Data entries
= = = = =
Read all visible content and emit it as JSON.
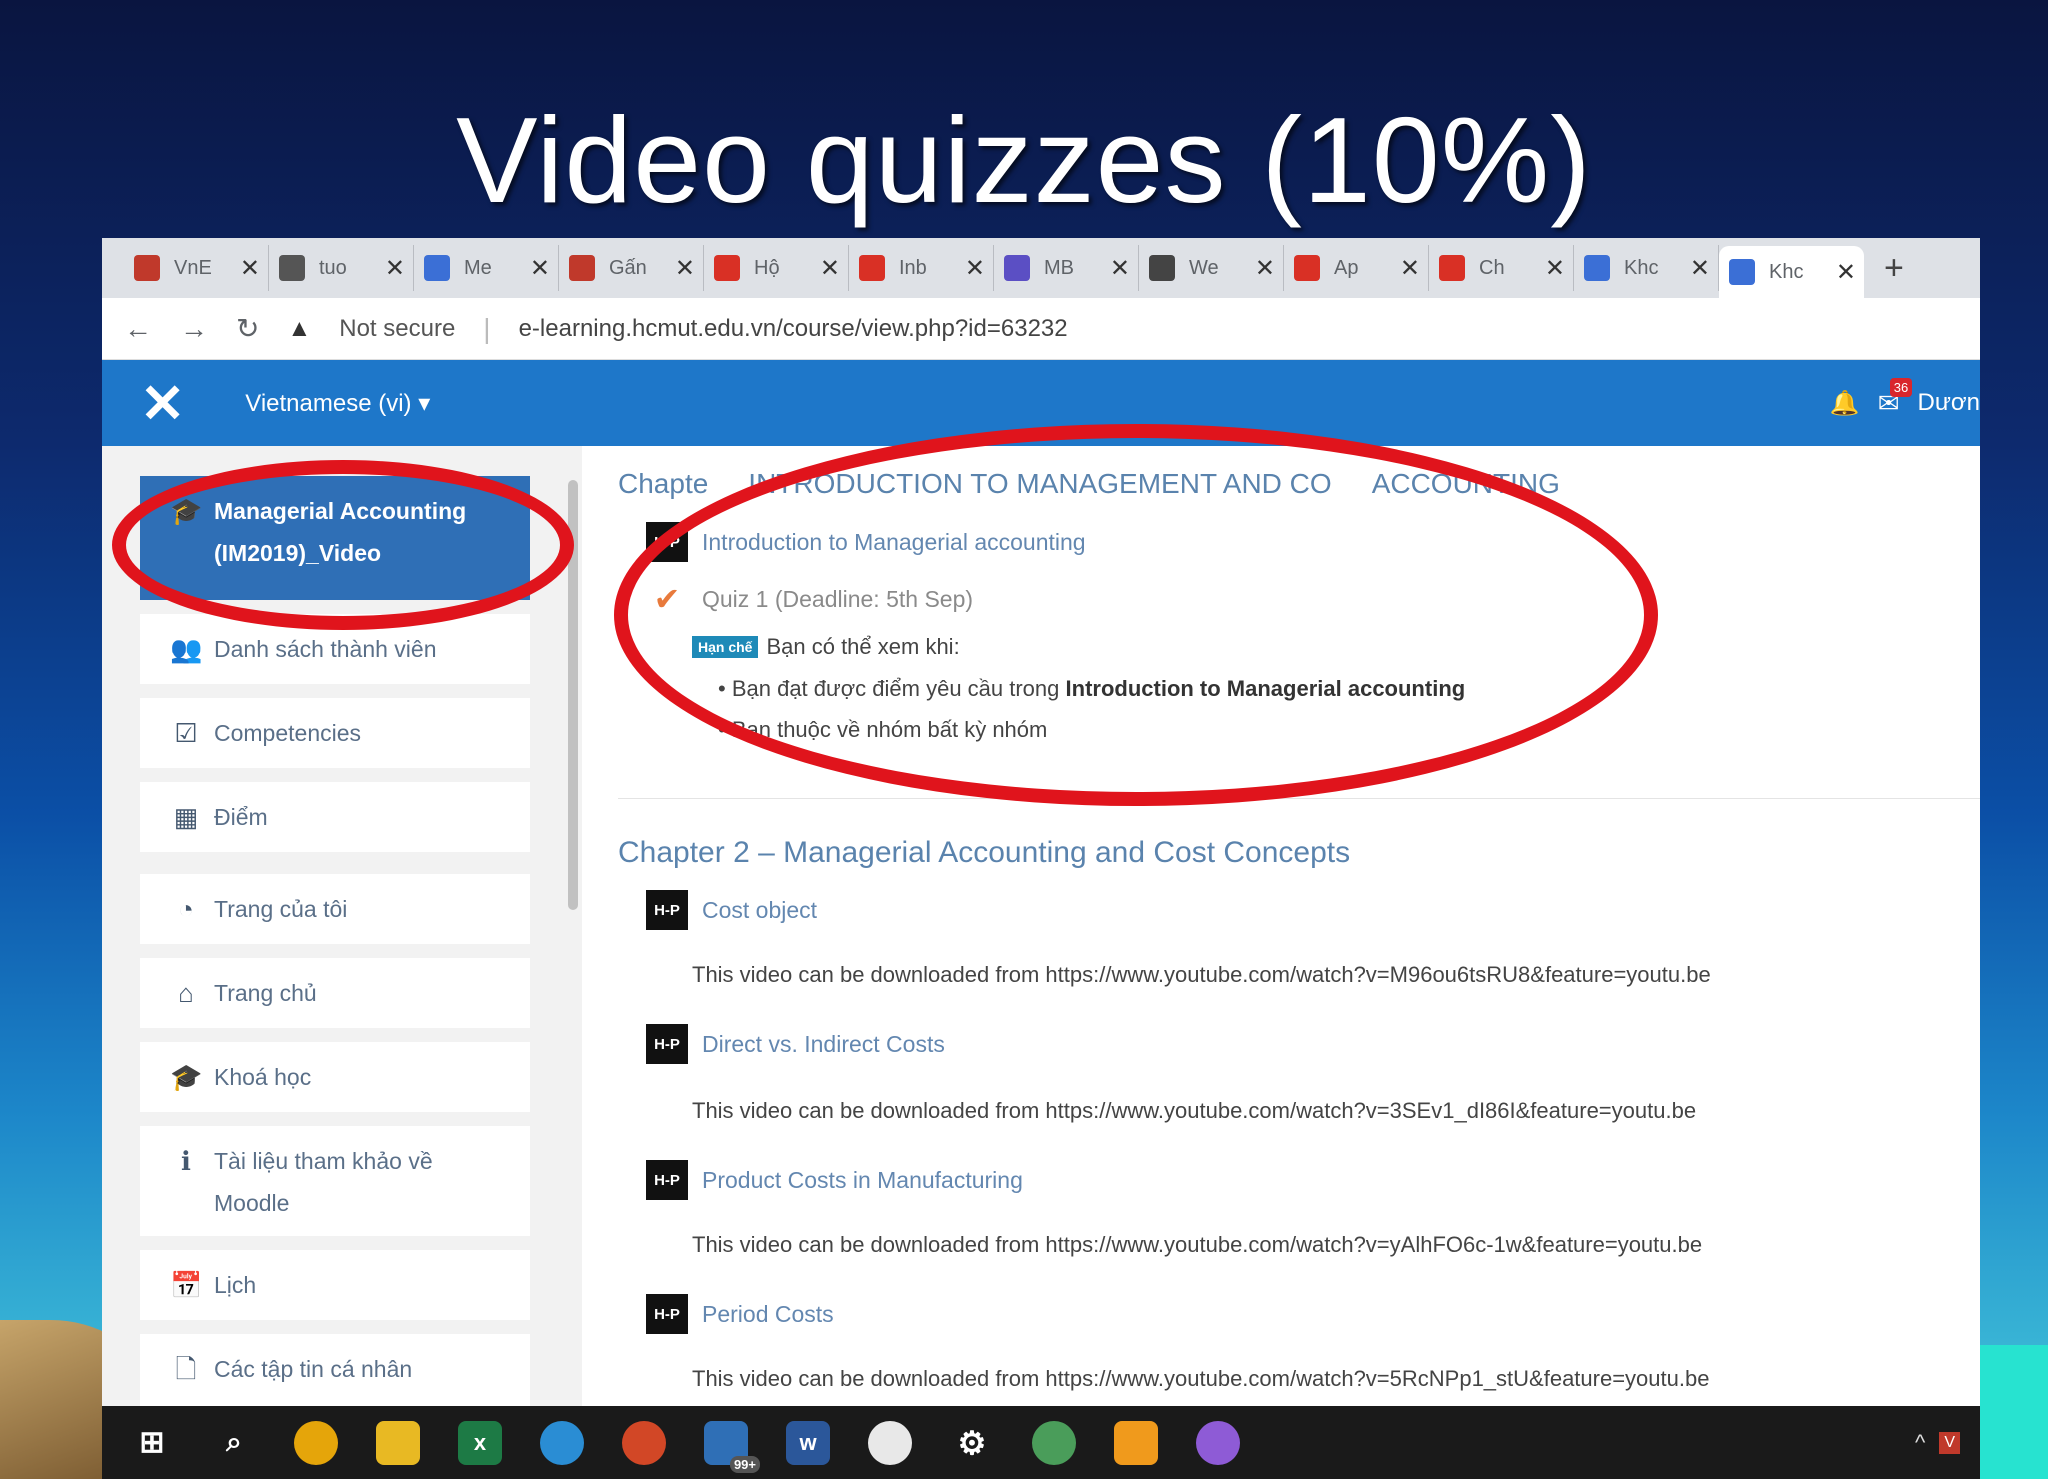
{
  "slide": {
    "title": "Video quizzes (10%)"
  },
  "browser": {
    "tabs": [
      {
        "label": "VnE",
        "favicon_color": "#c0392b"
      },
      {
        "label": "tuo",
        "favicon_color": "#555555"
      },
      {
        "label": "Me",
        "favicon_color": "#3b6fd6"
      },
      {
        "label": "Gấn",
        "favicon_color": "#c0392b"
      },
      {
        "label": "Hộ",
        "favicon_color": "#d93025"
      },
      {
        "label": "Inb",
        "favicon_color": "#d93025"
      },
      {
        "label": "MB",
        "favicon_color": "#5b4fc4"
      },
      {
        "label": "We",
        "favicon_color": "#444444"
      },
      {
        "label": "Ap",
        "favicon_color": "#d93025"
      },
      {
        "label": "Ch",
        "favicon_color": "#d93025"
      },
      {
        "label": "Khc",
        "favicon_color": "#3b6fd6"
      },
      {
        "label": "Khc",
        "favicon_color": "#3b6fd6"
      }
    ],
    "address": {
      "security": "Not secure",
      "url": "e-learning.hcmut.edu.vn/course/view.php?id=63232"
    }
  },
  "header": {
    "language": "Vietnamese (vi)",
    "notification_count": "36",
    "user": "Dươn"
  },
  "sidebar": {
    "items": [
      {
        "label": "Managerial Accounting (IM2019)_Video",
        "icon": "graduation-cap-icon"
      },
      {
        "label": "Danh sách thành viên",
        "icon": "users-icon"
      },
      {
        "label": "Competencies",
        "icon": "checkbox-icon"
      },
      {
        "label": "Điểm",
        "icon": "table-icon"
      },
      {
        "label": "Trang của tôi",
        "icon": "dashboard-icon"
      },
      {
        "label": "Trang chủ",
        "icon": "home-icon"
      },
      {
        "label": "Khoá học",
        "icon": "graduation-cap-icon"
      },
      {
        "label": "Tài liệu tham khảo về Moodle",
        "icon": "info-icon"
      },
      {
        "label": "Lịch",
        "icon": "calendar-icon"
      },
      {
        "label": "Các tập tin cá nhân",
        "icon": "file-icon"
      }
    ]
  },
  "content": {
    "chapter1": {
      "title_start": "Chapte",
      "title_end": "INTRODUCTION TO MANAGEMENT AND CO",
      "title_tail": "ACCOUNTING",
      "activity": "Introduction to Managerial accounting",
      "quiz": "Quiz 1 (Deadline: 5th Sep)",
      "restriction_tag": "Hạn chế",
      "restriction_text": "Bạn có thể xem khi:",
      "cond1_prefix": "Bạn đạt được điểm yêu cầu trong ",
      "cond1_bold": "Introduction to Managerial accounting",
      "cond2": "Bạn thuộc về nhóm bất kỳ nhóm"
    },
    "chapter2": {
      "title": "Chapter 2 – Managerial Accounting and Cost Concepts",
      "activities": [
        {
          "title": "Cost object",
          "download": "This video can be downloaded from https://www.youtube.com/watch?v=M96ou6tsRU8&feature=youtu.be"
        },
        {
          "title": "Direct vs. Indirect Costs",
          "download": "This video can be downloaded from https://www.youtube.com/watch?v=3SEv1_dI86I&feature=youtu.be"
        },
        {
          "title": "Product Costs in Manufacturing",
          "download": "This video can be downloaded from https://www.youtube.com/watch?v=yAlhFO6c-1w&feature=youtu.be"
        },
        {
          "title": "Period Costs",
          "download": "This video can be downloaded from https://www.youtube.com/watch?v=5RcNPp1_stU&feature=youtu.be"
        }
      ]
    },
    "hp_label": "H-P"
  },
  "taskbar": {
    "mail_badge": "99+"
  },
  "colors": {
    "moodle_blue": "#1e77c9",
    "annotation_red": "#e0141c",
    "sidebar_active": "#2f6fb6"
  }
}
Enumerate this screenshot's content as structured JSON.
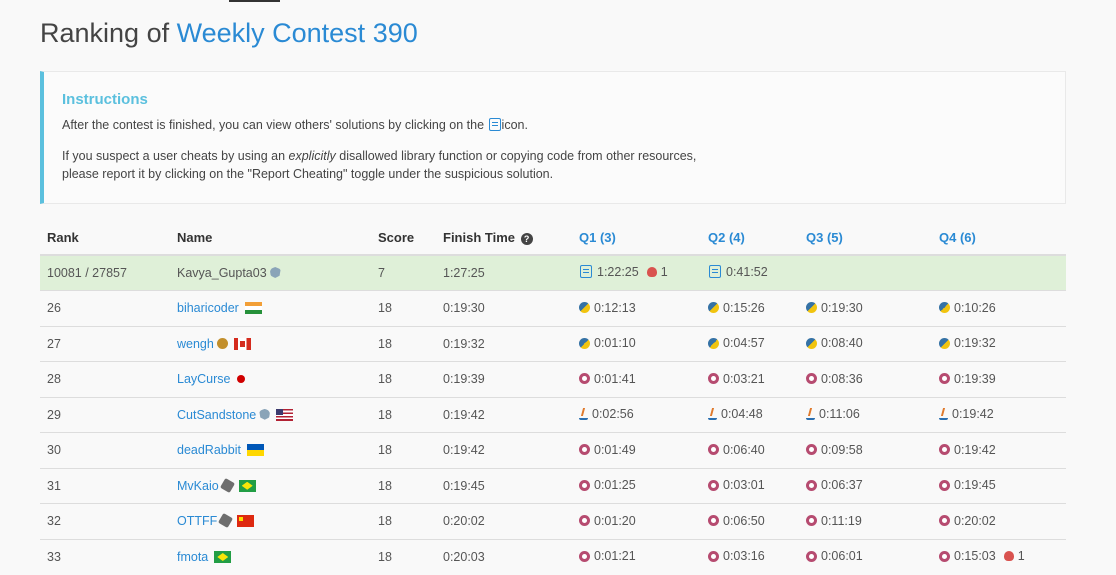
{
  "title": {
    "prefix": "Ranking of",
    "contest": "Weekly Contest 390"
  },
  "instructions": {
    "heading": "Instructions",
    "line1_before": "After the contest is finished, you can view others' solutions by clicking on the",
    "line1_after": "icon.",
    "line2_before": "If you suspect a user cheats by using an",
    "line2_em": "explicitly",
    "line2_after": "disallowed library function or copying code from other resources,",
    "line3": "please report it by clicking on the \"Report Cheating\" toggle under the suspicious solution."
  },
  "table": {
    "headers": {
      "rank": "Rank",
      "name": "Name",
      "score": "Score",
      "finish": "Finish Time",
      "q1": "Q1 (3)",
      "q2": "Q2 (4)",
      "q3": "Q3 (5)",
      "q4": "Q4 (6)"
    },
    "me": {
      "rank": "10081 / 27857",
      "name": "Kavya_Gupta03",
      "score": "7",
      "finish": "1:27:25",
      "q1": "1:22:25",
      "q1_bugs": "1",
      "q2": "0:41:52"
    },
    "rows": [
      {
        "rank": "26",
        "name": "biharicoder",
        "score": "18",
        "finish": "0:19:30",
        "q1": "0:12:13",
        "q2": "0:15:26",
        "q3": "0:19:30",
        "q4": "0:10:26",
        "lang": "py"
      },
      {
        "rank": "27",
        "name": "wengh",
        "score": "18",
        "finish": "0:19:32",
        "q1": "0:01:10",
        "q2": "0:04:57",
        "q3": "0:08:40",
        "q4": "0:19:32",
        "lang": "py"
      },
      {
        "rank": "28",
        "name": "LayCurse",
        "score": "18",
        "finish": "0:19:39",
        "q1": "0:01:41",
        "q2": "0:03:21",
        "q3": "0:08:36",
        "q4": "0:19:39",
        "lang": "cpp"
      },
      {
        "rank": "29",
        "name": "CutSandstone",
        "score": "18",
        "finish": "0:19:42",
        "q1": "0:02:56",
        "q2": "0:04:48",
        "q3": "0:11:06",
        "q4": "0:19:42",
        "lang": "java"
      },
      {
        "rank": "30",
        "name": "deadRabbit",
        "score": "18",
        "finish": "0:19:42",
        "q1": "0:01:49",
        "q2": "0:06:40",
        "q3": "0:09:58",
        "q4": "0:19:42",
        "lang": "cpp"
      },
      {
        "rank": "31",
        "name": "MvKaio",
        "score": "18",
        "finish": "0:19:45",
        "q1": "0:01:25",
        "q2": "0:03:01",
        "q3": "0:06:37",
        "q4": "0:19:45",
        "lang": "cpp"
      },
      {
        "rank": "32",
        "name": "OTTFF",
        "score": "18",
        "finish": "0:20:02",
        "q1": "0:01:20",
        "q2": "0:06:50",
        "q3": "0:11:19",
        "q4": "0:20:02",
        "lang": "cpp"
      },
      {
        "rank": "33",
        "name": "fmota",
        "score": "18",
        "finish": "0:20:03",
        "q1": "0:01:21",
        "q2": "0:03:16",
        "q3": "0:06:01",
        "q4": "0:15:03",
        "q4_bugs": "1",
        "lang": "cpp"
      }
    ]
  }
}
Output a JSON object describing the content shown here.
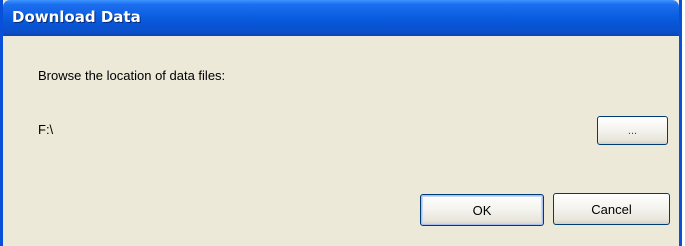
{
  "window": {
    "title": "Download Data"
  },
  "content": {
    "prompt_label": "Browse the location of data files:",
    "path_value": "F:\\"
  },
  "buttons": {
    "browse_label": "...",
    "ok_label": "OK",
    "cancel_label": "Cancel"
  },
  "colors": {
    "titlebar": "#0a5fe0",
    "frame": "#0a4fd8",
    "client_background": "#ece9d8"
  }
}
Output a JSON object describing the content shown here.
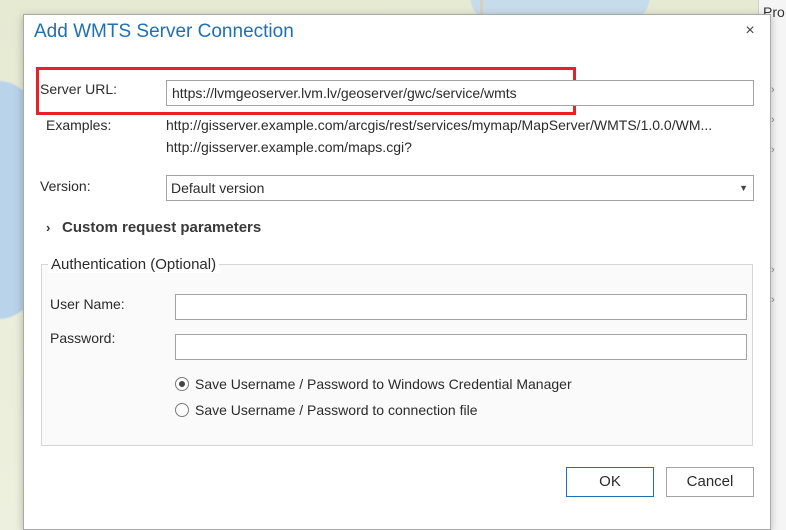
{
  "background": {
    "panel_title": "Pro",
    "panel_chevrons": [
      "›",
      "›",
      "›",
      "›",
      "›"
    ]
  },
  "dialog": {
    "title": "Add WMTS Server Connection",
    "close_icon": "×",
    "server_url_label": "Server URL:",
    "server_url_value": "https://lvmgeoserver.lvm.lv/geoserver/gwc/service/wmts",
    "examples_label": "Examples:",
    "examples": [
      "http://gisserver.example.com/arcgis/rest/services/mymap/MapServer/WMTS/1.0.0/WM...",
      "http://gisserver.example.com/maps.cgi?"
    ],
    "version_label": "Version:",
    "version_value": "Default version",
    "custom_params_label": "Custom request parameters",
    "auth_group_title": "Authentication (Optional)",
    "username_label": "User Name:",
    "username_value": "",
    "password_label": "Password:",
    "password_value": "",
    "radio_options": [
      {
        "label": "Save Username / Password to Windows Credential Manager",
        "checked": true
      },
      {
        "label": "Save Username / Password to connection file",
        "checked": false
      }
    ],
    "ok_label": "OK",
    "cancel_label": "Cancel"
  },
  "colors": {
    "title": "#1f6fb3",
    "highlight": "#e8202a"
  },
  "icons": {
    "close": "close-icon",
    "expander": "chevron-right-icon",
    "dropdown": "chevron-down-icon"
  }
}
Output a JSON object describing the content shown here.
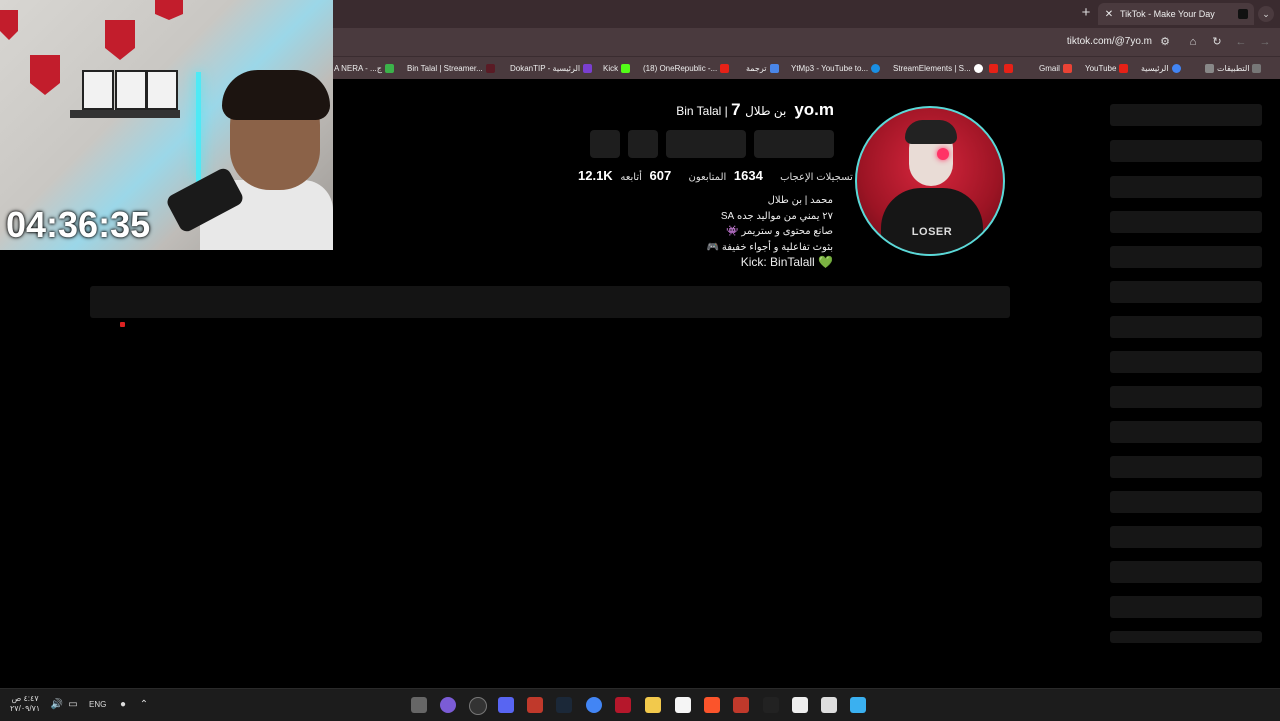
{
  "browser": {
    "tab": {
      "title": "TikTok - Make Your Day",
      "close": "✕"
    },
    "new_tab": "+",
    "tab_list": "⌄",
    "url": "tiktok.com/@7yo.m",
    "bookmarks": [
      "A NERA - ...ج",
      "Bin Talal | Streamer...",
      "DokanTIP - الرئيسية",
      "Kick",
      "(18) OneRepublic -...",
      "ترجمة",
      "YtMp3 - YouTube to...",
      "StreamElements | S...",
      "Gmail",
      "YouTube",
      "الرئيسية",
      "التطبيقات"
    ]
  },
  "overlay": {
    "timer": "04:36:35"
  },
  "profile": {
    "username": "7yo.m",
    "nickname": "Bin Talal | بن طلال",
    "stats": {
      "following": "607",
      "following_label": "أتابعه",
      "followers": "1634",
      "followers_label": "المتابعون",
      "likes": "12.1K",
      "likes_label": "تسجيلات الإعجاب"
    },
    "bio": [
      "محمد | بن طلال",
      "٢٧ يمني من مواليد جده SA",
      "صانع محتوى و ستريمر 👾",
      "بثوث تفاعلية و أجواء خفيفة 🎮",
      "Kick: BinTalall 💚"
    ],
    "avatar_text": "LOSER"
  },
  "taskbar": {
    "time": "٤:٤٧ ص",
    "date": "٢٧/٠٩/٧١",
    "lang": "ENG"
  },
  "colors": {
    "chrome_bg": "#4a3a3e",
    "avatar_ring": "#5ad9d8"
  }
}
= = = = =
> [Exercise task] Gather up the lines that contain the word "watch".

> [Response to this task]
          "download": "This video can be downloaded from https://www.youtube.com/watch?v=M96ou6tsRU8&feature=youtu.be"
          "download": "This video can be downloaded from https://www.youtube.com/watch?v=3SEv1_dI86I&feature=youtu.be"
          "download": "This video can be downloaded from https://www.youtube.com/watch?v=yAlhFO6c-1w&feature=youtu.be"
          "download": "This video can be downloaded from https://www.youtube.com/watch?v=5RcNPp1_stU&feature=youtu.be"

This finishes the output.